Given request —
Where a line in the listing contains the string "Augusto", copy that line out.
* Begin Extracted material *
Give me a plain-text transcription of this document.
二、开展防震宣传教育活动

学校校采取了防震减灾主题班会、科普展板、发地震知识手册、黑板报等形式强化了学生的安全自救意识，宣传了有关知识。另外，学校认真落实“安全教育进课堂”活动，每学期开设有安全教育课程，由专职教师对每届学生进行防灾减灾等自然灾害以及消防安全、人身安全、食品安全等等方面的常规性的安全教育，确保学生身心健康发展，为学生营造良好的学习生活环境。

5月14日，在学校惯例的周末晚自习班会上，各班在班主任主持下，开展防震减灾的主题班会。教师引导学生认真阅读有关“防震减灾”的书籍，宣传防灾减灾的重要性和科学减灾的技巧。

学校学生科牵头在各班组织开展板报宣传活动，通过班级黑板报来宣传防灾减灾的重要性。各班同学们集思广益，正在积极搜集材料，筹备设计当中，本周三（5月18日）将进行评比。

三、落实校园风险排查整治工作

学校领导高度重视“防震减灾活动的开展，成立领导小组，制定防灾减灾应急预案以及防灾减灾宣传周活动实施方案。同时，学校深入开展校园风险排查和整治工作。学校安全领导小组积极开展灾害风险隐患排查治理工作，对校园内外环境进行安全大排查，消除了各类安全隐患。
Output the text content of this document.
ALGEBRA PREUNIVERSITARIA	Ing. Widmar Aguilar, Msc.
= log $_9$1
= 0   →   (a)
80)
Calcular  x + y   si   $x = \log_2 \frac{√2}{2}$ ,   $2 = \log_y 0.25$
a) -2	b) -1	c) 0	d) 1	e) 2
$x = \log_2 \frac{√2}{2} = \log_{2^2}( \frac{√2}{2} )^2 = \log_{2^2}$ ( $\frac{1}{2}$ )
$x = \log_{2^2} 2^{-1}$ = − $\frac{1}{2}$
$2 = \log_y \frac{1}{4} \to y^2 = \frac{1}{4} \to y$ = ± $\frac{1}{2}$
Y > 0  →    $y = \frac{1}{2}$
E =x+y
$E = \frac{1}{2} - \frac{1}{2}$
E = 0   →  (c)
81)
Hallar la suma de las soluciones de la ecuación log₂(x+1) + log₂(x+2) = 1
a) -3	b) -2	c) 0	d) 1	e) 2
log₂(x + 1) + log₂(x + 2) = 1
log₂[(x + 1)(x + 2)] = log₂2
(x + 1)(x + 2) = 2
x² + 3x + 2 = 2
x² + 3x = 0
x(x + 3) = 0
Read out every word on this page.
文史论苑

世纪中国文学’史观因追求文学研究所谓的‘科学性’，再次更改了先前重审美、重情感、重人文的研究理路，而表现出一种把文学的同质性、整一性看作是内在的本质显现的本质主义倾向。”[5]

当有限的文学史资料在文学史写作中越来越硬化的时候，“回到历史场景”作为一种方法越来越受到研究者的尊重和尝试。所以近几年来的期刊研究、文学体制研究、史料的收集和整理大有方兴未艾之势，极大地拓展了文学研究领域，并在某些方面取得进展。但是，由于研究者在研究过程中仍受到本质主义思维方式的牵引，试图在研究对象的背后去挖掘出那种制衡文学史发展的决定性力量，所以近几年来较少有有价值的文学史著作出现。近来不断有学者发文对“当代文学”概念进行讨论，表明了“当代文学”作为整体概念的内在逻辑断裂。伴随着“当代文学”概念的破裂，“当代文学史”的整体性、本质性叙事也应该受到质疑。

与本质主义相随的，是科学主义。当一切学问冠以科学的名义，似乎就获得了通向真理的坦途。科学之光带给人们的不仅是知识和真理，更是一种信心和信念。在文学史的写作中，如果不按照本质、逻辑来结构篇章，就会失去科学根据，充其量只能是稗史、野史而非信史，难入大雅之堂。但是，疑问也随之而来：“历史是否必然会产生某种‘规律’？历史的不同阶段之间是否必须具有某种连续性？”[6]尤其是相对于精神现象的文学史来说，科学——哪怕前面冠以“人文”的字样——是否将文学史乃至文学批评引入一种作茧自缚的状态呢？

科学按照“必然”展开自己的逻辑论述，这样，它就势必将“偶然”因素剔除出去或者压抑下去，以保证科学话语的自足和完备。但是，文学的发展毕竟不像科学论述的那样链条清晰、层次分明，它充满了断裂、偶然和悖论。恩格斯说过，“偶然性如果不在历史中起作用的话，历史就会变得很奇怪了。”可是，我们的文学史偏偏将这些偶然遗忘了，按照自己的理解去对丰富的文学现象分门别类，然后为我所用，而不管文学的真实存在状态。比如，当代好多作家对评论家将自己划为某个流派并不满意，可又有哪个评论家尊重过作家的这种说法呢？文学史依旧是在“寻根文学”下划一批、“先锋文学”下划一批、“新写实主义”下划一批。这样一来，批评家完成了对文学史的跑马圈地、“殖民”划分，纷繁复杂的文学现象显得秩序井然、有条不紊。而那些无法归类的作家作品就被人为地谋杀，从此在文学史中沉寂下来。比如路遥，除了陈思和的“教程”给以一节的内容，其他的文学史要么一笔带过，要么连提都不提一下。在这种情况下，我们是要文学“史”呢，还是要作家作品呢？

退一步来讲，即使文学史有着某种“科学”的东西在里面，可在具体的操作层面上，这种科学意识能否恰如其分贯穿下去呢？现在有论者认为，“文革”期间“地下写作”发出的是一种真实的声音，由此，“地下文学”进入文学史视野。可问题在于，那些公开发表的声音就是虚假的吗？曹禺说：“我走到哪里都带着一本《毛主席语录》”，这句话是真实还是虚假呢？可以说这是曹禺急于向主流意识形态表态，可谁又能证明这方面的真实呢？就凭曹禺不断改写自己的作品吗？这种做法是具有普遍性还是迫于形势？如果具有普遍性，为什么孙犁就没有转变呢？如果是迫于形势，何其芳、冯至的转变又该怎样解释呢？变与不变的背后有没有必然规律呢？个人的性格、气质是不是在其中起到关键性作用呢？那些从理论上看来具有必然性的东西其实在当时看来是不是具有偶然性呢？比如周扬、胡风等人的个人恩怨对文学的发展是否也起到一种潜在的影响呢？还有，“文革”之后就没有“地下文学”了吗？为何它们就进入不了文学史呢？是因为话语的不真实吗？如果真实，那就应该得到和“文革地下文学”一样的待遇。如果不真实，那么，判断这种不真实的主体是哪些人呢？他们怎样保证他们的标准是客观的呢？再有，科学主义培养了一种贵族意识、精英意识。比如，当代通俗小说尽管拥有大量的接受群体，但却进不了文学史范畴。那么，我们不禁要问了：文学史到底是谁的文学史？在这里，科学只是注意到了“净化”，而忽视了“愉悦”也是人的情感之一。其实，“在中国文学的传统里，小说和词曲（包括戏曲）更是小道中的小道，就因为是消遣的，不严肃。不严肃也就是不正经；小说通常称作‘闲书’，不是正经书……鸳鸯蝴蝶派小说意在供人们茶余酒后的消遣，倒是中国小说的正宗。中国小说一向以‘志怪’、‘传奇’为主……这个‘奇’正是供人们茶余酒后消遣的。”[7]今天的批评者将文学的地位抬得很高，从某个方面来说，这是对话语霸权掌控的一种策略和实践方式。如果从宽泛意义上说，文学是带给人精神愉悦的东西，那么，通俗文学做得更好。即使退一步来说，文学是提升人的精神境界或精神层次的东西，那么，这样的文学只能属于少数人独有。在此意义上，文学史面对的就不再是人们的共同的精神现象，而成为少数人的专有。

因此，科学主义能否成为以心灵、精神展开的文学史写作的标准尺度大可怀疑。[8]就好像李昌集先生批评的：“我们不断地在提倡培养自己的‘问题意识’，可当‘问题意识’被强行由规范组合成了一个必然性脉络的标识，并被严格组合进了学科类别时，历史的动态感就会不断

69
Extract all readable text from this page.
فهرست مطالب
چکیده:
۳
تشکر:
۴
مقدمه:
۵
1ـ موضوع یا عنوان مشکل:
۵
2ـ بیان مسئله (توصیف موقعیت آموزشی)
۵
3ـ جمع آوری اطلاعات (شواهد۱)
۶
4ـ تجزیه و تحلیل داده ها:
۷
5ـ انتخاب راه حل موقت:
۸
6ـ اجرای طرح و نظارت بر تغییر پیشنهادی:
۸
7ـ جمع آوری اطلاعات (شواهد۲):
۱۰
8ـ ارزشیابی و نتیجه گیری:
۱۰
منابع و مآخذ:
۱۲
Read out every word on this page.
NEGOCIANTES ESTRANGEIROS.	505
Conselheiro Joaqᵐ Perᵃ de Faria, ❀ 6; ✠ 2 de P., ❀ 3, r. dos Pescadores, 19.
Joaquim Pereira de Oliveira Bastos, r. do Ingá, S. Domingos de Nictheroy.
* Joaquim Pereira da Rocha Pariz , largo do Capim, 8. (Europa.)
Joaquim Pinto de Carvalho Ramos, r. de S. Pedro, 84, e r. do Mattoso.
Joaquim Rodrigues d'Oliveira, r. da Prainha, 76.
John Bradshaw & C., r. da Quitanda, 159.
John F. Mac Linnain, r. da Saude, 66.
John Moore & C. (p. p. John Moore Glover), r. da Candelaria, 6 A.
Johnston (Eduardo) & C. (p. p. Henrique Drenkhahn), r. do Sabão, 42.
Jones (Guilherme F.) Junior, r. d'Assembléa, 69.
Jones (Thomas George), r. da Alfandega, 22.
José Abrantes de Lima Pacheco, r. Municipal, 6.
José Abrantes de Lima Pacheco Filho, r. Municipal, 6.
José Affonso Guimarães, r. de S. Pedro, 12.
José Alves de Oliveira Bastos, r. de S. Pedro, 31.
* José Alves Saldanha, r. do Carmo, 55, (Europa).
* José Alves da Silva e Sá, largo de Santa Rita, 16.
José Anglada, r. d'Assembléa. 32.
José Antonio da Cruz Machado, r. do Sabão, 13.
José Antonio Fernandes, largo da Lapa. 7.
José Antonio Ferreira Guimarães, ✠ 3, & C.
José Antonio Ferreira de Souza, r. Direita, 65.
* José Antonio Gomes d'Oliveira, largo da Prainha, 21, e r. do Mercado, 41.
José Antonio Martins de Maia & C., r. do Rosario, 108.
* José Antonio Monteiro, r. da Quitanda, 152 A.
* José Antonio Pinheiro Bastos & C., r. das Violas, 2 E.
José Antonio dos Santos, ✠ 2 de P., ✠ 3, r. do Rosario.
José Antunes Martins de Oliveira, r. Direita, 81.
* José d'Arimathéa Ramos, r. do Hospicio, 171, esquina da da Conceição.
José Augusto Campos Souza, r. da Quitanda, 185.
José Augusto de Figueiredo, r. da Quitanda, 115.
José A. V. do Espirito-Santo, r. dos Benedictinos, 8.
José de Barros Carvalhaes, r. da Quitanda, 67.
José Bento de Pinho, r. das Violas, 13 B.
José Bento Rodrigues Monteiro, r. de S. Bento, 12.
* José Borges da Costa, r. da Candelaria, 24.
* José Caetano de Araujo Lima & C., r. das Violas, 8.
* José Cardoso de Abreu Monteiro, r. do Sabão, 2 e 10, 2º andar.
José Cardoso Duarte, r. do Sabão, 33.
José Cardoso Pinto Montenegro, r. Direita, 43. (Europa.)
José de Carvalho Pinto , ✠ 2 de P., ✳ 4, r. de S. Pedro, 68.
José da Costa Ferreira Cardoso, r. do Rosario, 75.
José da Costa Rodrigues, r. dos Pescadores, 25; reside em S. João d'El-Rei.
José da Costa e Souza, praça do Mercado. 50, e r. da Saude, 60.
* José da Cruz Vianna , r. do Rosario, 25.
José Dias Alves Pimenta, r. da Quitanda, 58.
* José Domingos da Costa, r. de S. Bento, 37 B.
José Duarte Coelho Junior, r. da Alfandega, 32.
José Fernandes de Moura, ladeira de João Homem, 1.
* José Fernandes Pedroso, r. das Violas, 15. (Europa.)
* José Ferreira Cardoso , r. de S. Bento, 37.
* End Extracted material *
Solution for this exercise —
José Augusto Campos Souza, r. da Quitanda, 185.
José Augusto de Figueiredo, r. da Quitanda, 115.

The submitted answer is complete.